*Requirement:*
Tally the lines in these records that hold the string "icons", and reply with the number alone.

*Extracted data:*

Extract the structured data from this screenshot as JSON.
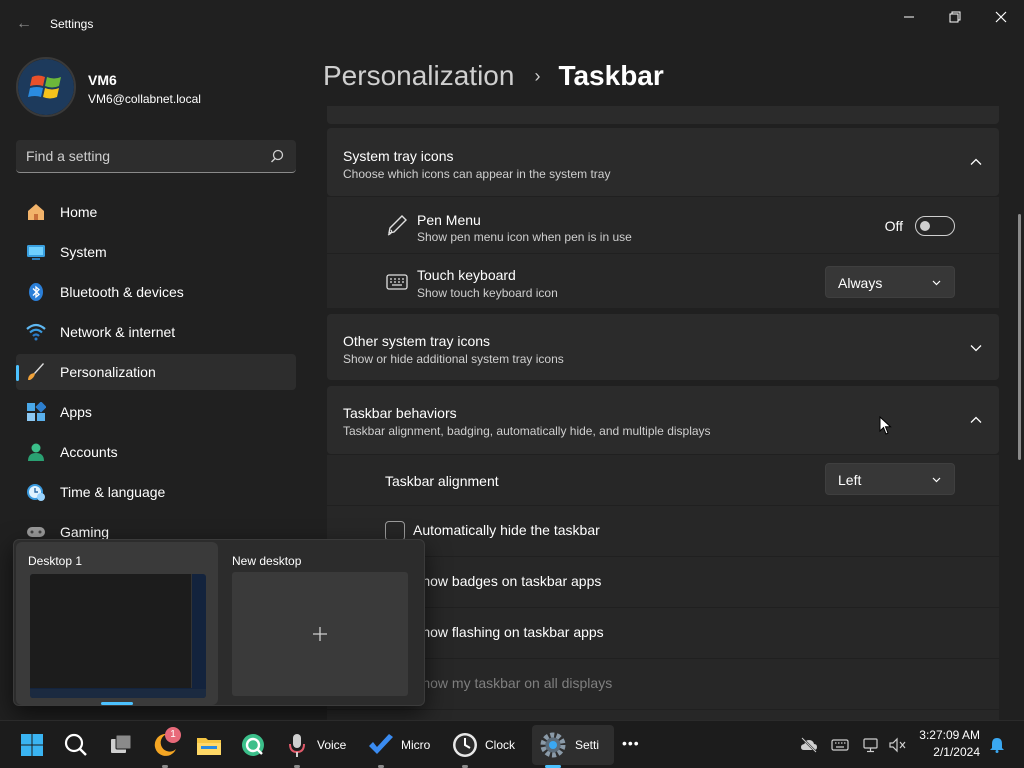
{
  "window": {
    "title": "Settings",
    "back_glyph": "←",
    "controls": [
      "minimize-icon",
      "restore-icon",
      "close-icon"
    ]
  },
  "user": {
    "name": "VM6",
    "email": "VM6@collabnet.local"
  },
  "search": {
    "placeholder": "Find a setting"
  },
  "sidebar": {
    "items": [
      {
        "label": "Home",
        "icon": "home-icon"
      },
      {
        "label": "System",
        "icon": "system-icon"
      },
      {
        "label": "Bluetooth & devices",
        "icon": "bluetooth-icon"
      },
      {
        "label": "Network & internet",
        "icon": "network-icon"
      },
      {
        "label": "Personalization",
        "icon": "personalization-icon",
        "active": true
      },
      {
        "label": "Apps",
        "icon": "apps-icon"
      },
      {
        "label": "Accounts",
        "icon": "accounts-icon"
      },
      {
        "label": "Time & language",
        "icon": "time-language-icon"
      },
      {
        "label": "Gaming",
        "icon": "gaming-icon"
      }
    ]
  },
  "header": {
    "parent": "Personalization",
    "separator": "›",
    "current": "Taskbar"
  },
  "system_tray": {
    "title": "System tray icons",
    "description": "Choose which icons can appear in the system tray",
    "expanded": true,
    "items": [
      {
        "title": "Pen Menu",
        "description": "Show pen menu icon when pen is in use",
        "icon": "pen-icon",
        "control": "toggle",
        "state_label": "Off",
        "on": false
      },
      {
        "title": "Touch keyboard",
        "description": "Show touch keyboard icon",
        "icon": "keyboard-icon",
        "control": "dropdown",
        "value": "Always"
      }
    ]
  },
  "other_tray": {
    "title": "Other system tray icons",
    "description": "Show or hide additional system tray icons",
    "expanded": false
  },
  "behaviors": {
    "title": "Taskbar behaviors",
    "description": "Taskbar alignment, badging, automatically hide, and multiple displays",
    "expanded": true,
    "alignment": {
      "label": "Taskbar alignment",
      "value": "Left"
    },
    "options": [
      {
        "label": "Automatically hide the taskbar",
        "checked": false
      },
      {
        "label": "Show badges on taskbar apps"
      },
      {
        "label": "Show flashing on taskbar apps"
      },
      {
        "label": "Show my taskbar on all displays",
        "disabled": true
      }
    ]
  },
  "task_view": {
    "desktops": [
      {
        "label": "Desktop 1",
        "active": true
      },
      {
        "label": "New desktop",
        "add_glyph": "+"
      }
    ]
  },
  "taskbar": {
    "apps": [
      {
        "name": "start-icon"
      },
      {
        "name": "search-icon"
      },
      {
        "name": "task-view-icon"
      },
      {
        "name": "moon-app-icon",
        "badge": "1"
      },
      {
        "name": "file-explorer-icon"
      },
      {
        "name": "refresh-app-icon"
      },
      {
        "name": "voice-recorder-icon",
        "label": "Voice"
      },
      {
        "name": "microsoft-todo-icon",
        "label": "Micro"
      },
      {
        "name": "clock-app-icon",
        "label": "Clock"
      },
      {
        "name": "settings-app-icon",
        "label": "Setti",
        "active": true
      },
      {
        "name": "more-icon",
        "label": "•••"
      }
    ],
    "tray": [
      "cloud-off-icon",
      "keyboard-tray-icon",
      "network-tray-icon",
      "volume-muted-icon"
    ],
    "clock": {
      "time": "3:27:09 AM",
      "date": "2/1/2024"
    },
    "notification_icon": "bell-icon"
  },
  "colors": {
    "accent": "#4cc2ff",
    "background": "#202020",
    "card": "#2b2b2b",
    "badge": "#e86a7a"
  }
}
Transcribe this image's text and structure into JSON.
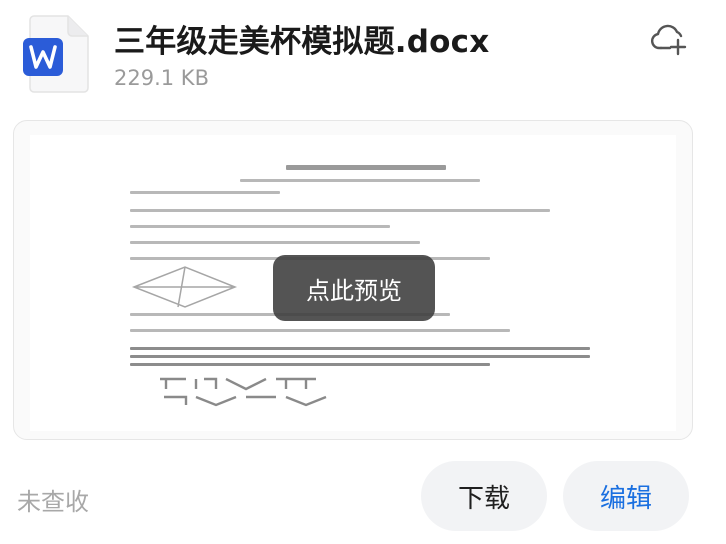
{
  "file": {
    "name": "三年级走美杯模拟题.docx",
    "size": "229.1 KB"
  },
  "preview": {
    "overlay_label": "点此预览"
  },
  "footer": {
    "status": "未查收",
    "download_label": "下载",
    "edit_label": "编辑"
  },
  "colors": {
    "word_blue": "#2b5cd8",
    "edit_blue": "#1a6fe0",
    "button_bg": "#f2f3f5"
  },
  "icons": {
    "file_type": "word-document-icon",
    "cloud": "cloud-upload-icon"
  }
}
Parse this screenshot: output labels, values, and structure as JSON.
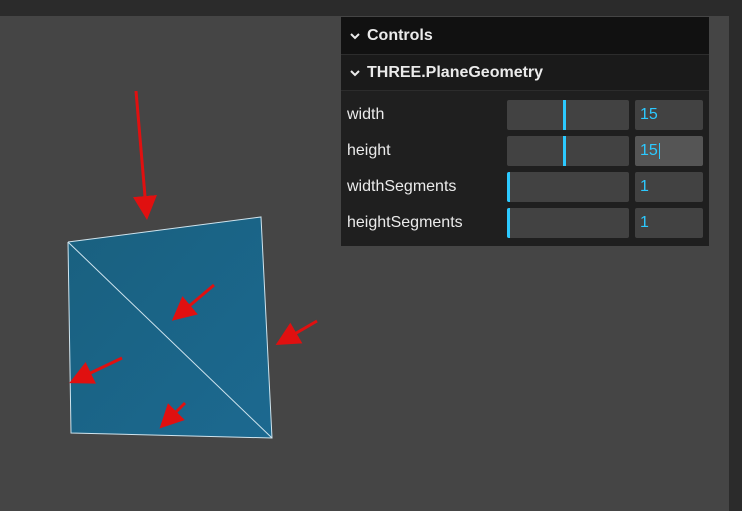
{
  "gui": {
    "title": "Controls",
    "folder": {
      "title": "THREE.PlaneGeometry",
      "controls": [
        {
          "label": "width",
          "value": "15",
          "level": 0.47,
          "focused": false
        },
        {
          "label": "height",
          "value": "15",
          "level": 0.47,
          "focused": true
        },
        {
          "label": "widthSegments",
          "value": "1",
          "level": 0.0,
          "focused": false
        },
        {
          "label": "heightSegments",
          "value": "1",
          "level": 0.0,
          "focused": false
        }
      ]
    }
  },
  "colors": {
    "accent": "#2cc9ff",
    "plane_fill": "#1b6488",
    "plane_edges": "#cfe4ee",
    "annotation_arrows": "#e01010",
    "background": "#454545"
  },
  "icons": {
    "collapse": "chevron-down-icon"
  }
}
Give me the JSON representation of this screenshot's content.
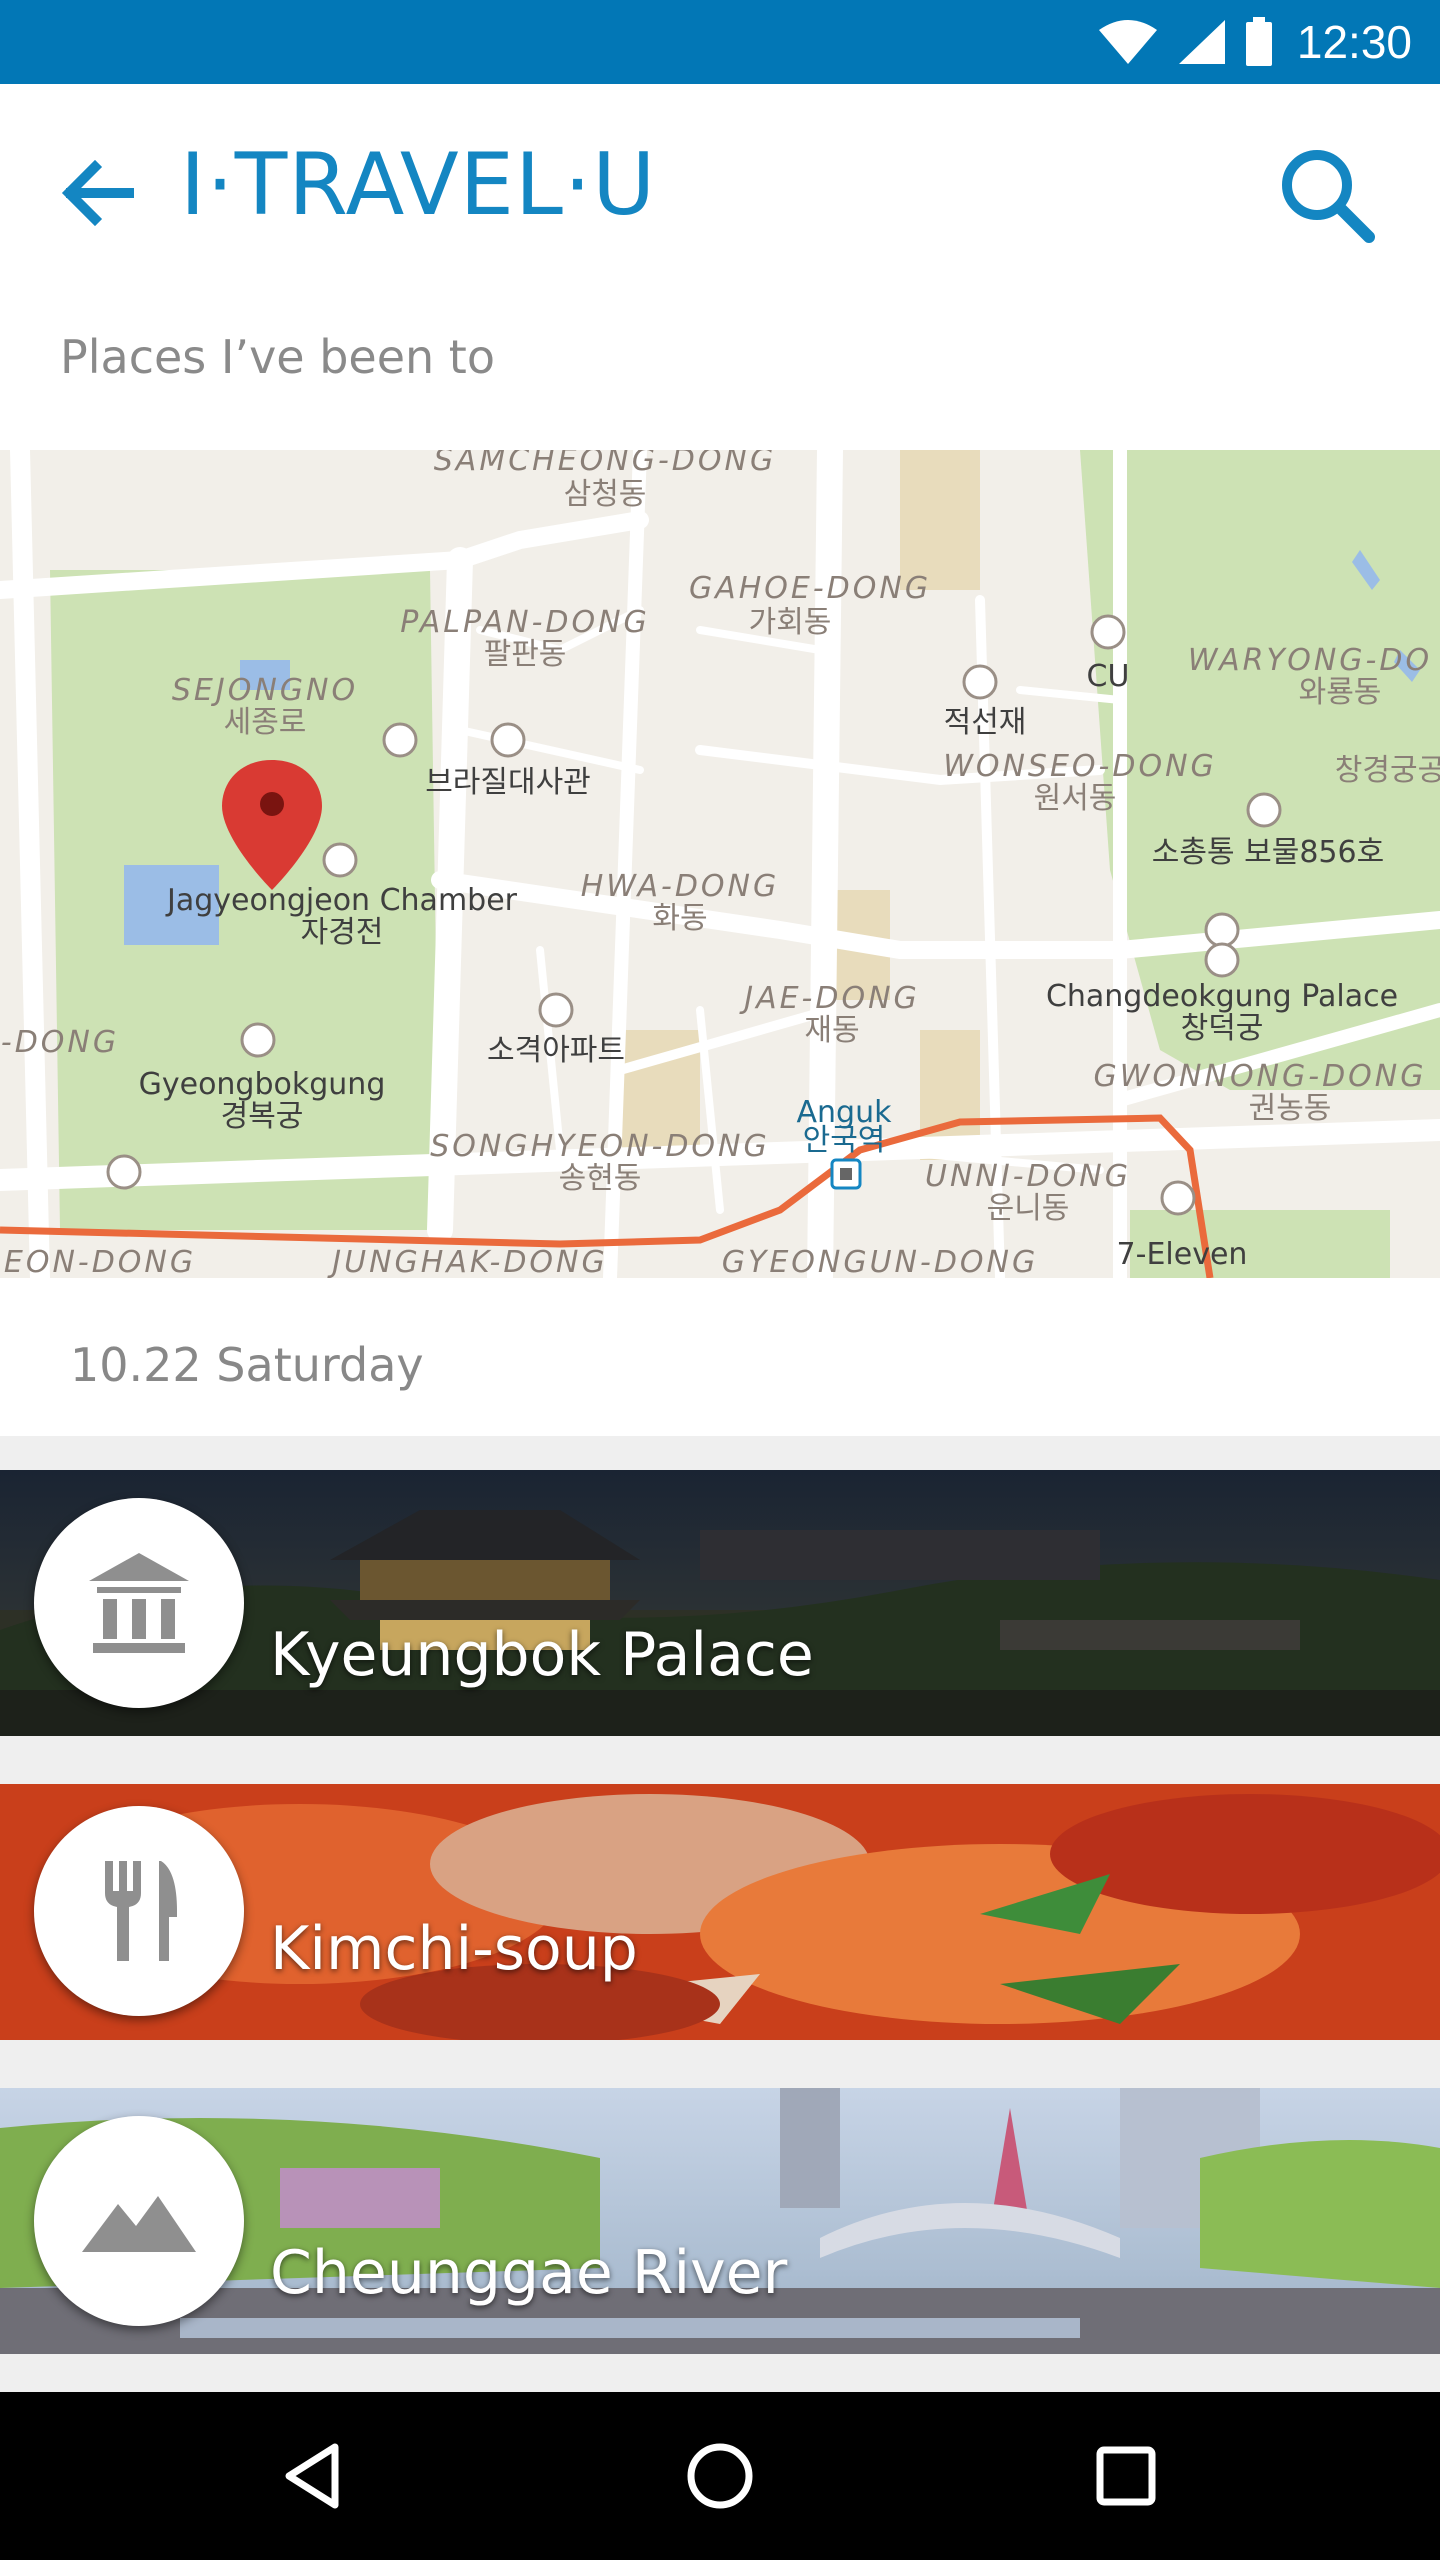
{
  "status_bar": {
    "time": "12:30",
    "bg_color": "#0277b6"
  },
  "app_bar": {
    "title": "I·TRAVEL·U",
    "back_icon": "arrow-back-icon",
    "search_icon": "search-icon",
    "accent_color": "#1486c2"
  },
  "subtitle": "Places I’ve been to",
  "map": {
    "labels": {
      "samcheong_en": "SAMCHEONG-DONG",
      "samcheong_ko": "삼청동",
      "gahoe_en": "GAHOE-DONG",
      "gahoe_ko": "가회동",
      "palpan_en": "PALPAN-DONG",
      "palpan_ko": "팔판동",
      "sejongno_en": "SEJONGNO",
      "sejongno_ko": "세종로",
      "waryong_en": "WARYONG-DO",
      "waryong_ko": "와룡동",
      "cu": "CU",
      "jeokseonjae": "적선재",
      "wonseo_en": "WONSEO-DONG",
      "wonseo_ko": "원서동",
      "changgyeong": "창경궁공",
      "brazil": "브라질대사관",
      "sochong": "소총통 보물856호",
      "jagyeong_en": "Jagyeongjeon Chamber",
      "jagyeong_ko": "자경전",
      "hwa_en": "HWA-DONG",
      "hwa_ko": "화동",
      "jae_en": "JAE-DONG",
      "jae_ko": "재동",
      "changdeok_en": "Changdeokgung Palace",
      "changdeok_ko": "창덕궁",
      "dong_left": "-DONG",
      "sogyeok": "소격아파트",
      "gyeongbok_en": "Gyeongbokgung",
      "gyeongbok_ko": "경복궁",
      "gwonnong_en": "GWONNONG-DONG",
      "gwonnong_ko": "권농동",
      "anguk_en": "Anguk",
      "anguk_ko": "안국역",
      "songhyeon_en": "SONGHYEON-DONG",
      "songhyeon_ko": "송현동",
      "unni_en": "UNNI-DONG",
      "unni_ko": "운니동",
      "seven_eleven": "7-Eleven",
      "bottom_left": "EON-DONG",
      "junghak": "JUNGHAK-DONG",
      "gyeongun": "GYEONGUN-DONG"
    }
  },
  "date": "10.22 Saturday",
  "places": [
    {
      "name": "Kyeungbok Palace",
      "icon": "museum-icon"
    },
    {
      "name": "Kimchi-soup",
      "icon": "restaurant-icon"
    },
    {
      "name": "Cheunggae River",
      "icon": "landscape-icon"
    }
  ],
  "nav": {
    "back": "nav-back-icon",
    "home": "nav-home-icon",
    "recents": "nav-recents-icon"
  }
}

*Exercise output:*
6